* BEGIN *

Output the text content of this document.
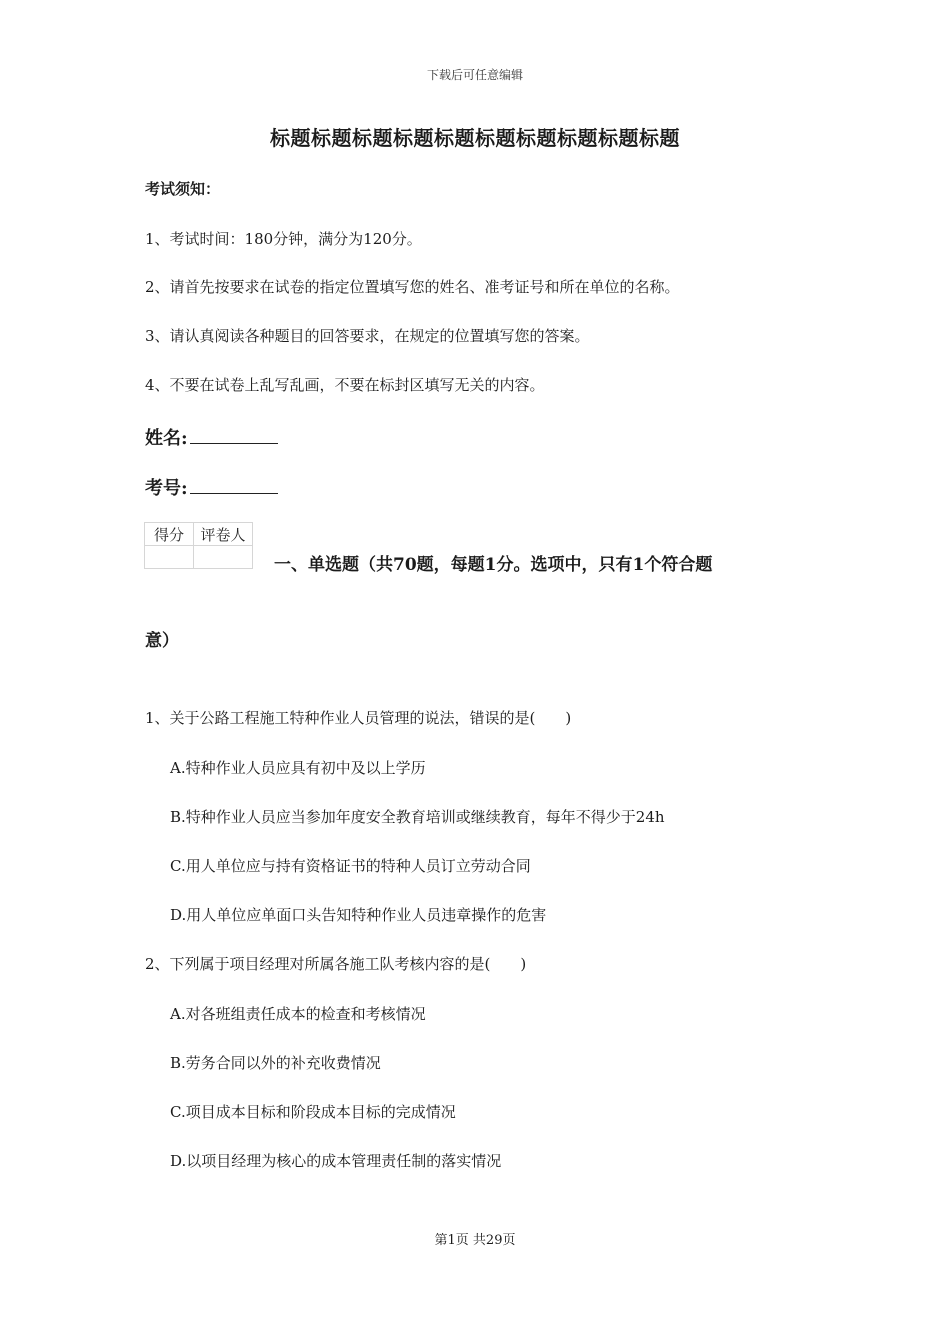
下载后可任意编辑
标题标题标题标题标题标题标题标题标题标题
考试须知：
1、考试时间：180分钟，满分为120分。
2、请首先按要求在试卷的指定位置填写您的姓名、准考证号和所在单位的名称。
3、请认真阅读各种题目的回答要求，在规定的位置填写您的答案。
4、不要在试卷上乱写乱画，不要在标封区填写无关的内容。
姓名:
考号:
得分	评卷人

一、单选题（共70题，每题1分。选项中，只有1个符合题
意）
1、关于公路工程施工特种作业人员管理的说法，错误的是(　　)
A.特种作业人员应具有初中及以上学历
B.特种作业人员应当参加年度安全教育培训或继续教育，每年不得少于24h
C.用人单位应与持有资格证书的特种人员订立劳动合同
D.用人单位应单面口头告知特种作业人员违章操作的危害
2、下列属于项目经理对所属各施工队考核内容的是(　　)
A.对各班组责任成本的检查和考核情况
B.劳务合同以外的补充收费情况
C.项目成本目标和阶段成本目标的完成情况
D.以项目经理为核心的成本管理责任制的落实情况
第1页 共29页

* END *

Every entry must be transcribed exactly. Pictures do not belong in the copy.

Output the text content of this document.
下载后可任意编辑
标题标题标题标题标题标题标题标题标题标题
考试须知：
1、考试时间：180分钟，满分为120分。
2、请首先按要求在试卷的指定位置填写您的姓名、准考证号和所在单位的名称。
3、请认真阅读各种题目的回答要求，在规定的位置填写您的答案。
4、不要在试卷上乱写乱画，不要在标封区填写无关的内容。
姓名:
考号:
得分	评卷人

一、单选题（共70题，每题1分。选项中，只有1个符合题
意）
1、关于公路工程施工特种作业人员管理的说法，错误的是(　　)
A.特种作业人员应具有初中及以上学历
B.特种作业人员应当参加年度安全教育培训或继续教育，每年不得少于24h
C.用人单位应与持有资格证书的特种人员订立劳动合同
D.用人单位应单面口头告知特种作业人员违章操作的危害
2、下列属于项目经理对所属各施工队考核内容的是(　　)
A.对各班组责任成本的检查和考核情况
B.劳务合同以外的补充收费情况
C.项目成本目标和阶段成本目标的完成情况
D.以项目经理为核心的成本管理责任制的落实情况
第1页 共29页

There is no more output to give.